## Document
The owners and operators of the plantation are the 11th generation of the Drayton family who originally built the plantation in 1670. A lady timidly raised her hand.

“Doooooo we like the Draytons? What are they like?”

The guide replied, “Well, of course their ancestors were evil, but they’re okay today. They let me share all I want about the slave history here. But they only started making the slave cabins part of the tour in 2010. So….” he trailed off. “You may wonder why a black man would want to work here giving these tours. But this is my work, traveling the country and drawing attention to former slave quarters. I actually have been to dozens of states and asked permission to sleep in standing slave cabins.”

Mike raised his hand. “Did you write a book about that?”

“Did I plant you here?” he joked. “Yes, I did. It’s called Sleeping with the Ancestors.” Several of us took out our phones to order it.

The gardens were spectacular, if you could overlook the terrifying presence of alligators. One popped up as we circled a pond and I could not cope. The kids teased me, “it’s just a baby one!” and I was like killers are killers, don’t get it twisted.

There’s one place alligators can’t drag you beneath the surface and drown you, and that’s on a boat. So across the harbor we went for an escape from the heat and a view of that perfect Arthur Ravenel Jr Bridge.

When we landed in downtown Charleston, we walked down the Battery to White Point Garden park, and the heat was so intense we couldn’t really go on. We found an ice cream truck and the kids inhaled cones while I stared at the trees.

It would be fair to say this looks staged, but he didn’t even know I’d gotten out my phone. This was a genuine moment of fathering hard; foot parking stroller, holding cone, cup and spoon to mitigate who gets the next bite.

The next day we left Charleston and headed for the beach.

We spent our second week on Kiawah Island for a change of pace and scenery. Kiawah is so interesting because apart from some private homes, the entire ten-mile-long island is a resort. This means that the unit we rented was a little less than a mile from the pool, restaurants, snack shacks, and other amenities. This might sound irritating but instead it sets you up for a beachy lifestyle that’s just groovy.

Mike rented bikes (Claire in a trailer behind him) and we got ready for the day and then biked a mile on a broad paved path through the resort to the fun. We could take a number of paths to the beach, and choose between a couple of pools. If you’re a parent with any experience of putting kids in the car to go everywhere on vacation, you feel my vibes on this. This was infinitely preferable.

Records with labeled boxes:
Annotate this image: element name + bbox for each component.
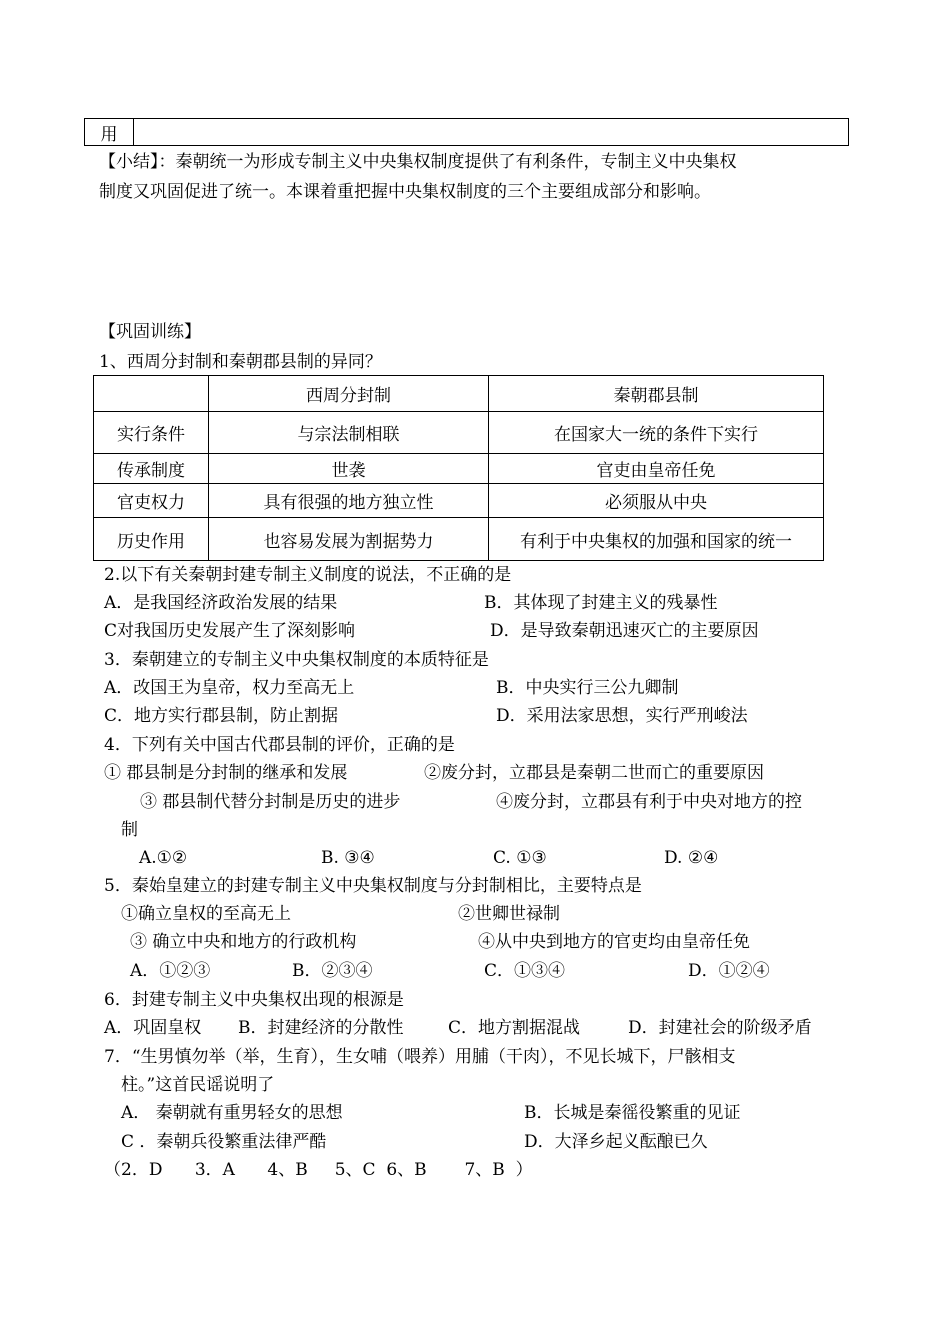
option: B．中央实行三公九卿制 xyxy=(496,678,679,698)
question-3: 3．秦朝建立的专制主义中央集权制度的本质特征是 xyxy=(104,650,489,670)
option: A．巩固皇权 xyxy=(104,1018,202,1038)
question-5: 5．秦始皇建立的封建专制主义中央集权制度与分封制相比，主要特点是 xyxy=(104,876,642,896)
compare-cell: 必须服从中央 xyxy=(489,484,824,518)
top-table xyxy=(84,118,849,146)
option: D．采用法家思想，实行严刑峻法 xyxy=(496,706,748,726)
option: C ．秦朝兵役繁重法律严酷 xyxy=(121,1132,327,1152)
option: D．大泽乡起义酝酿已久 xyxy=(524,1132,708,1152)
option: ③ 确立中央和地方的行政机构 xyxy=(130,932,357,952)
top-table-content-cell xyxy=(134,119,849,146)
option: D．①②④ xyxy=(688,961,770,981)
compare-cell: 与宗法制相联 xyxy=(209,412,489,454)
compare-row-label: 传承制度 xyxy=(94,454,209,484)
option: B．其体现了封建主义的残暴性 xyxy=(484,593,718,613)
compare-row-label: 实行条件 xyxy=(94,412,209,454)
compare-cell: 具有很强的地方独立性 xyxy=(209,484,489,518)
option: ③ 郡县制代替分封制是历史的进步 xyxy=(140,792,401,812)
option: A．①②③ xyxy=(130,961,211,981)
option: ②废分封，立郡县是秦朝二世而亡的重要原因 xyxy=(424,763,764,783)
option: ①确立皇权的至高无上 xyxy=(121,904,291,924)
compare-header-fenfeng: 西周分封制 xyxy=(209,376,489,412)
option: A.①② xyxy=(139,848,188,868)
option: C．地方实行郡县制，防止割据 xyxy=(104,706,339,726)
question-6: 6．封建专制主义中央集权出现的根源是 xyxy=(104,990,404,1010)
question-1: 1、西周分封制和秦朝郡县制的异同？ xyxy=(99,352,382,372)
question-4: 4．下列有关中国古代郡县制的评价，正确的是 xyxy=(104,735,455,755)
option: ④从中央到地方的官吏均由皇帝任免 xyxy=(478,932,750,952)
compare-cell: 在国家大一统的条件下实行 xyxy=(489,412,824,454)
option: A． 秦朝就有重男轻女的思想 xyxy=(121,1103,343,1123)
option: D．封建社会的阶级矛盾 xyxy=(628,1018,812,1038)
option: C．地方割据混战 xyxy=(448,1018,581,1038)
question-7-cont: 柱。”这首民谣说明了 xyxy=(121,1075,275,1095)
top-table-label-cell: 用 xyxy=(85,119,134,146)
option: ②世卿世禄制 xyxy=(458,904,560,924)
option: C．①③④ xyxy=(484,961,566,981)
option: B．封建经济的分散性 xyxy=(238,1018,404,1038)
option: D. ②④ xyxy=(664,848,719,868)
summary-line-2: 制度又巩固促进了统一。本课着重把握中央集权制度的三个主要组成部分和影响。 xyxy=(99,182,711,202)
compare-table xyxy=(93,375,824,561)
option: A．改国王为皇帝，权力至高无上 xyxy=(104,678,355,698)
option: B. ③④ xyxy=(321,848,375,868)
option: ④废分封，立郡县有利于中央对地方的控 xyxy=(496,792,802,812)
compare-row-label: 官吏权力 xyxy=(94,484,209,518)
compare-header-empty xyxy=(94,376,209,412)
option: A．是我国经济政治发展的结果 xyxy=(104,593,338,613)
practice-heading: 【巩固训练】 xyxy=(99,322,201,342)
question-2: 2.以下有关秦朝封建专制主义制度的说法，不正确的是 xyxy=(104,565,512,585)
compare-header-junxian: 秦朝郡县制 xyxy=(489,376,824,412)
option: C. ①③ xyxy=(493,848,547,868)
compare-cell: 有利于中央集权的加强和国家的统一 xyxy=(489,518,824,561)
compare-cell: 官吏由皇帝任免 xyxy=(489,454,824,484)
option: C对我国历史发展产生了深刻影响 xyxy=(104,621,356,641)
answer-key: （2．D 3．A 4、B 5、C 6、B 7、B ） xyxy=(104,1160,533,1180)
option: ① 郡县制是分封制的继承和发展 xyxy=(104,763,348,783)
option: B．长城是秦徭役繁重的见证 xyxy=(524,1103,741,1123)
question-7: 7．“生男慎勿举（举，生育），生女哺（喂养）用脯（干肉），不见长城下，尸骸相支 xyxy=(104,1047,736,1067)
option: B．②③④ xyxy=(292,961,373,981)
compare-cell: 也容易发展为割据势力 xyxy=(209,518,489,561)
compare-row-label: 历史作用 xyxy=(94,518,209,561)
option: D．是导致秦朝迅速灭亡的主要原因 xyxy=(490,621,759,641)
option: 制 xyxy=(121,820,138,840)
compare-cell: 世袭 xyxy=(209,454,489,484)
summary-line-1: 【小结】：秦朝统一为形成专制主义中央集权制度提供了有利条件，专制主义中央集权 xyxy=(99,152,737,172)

...

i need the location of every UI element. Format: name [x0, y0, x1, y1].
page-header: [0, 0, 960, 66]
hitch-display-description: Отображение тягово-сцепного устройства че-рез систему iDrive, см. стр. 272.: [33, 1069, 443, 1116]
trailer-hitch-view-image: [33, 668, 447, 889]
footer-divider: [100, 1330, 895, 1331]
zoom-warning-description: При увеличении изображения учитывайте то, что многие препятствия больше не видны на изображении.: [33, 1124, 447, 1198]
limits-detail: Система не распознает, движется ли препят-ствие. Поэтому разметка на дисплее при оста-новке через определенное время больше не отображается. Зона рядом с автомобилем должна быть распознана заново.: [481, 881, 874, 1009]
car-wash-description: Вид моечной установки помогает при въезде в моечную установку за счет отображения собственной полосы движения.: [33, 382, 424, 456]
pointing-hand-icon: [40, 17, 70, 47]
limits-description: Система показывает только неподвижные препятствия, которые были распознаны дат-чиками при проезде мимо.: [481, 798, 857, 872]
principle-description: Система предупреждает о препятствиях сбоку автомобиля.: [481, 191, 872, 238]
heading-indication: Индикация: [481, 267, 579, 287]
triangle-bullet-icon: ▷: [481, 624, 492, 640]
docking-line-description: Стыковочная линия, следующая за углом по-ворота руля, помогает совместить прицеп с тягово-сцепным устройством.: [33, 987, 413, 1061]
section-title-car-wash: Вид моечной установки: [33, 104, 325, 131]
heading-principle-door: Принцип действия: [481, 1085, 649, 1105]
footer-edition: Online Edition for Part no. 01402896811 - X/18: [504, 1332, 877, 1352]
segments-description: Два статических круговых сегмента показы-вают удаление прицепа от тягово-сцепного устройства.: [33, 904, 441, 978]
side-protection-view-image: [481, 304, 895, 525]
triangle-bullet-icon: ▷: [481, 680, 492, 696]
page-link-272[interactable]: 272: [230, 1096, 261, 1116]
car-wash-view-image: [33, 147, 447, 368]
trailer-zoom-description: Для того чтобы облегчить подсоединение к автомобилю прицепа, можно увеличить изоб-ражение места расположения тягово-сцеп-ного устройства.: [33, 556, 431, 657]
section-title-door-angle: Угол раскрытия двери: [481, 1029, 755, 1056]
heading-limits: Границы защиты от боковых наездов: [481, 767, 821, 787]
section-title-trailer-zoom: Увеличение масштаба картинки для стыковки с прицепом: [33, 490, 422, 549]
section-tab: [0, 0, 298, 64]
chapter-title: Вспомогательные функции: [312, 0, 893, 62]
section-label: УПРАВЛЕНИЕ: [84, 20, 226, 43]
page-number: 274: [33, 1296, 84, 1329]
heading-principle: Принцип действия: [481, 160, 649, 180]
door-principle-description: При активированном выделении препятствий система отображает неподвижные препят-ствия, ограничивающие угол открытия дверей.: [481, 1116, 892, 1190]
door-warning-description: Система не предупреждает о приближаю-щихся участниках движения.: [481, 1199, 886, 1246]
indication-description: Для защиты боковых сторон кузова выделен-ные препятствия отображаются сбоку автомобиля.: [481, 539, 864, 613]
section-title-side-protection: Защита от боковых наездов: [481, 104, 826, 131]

## Work required
Copy the Charleston travel text above word for word, starting at "Mike rented bikes" and ending at "was infinitely preferable.".

## Worked solution
Mike rented bikes (Claire in a trailer behind him) and we got ready for the day and then biked a mile on a broad paved path through the resort to the fun. We could take a number of paths to the beach, and choose between a couple of pools. If you’re a parent with any experience of putting kids in the car to go everywhere on vacation, you feel my vibes on this. This was infinitely preferable.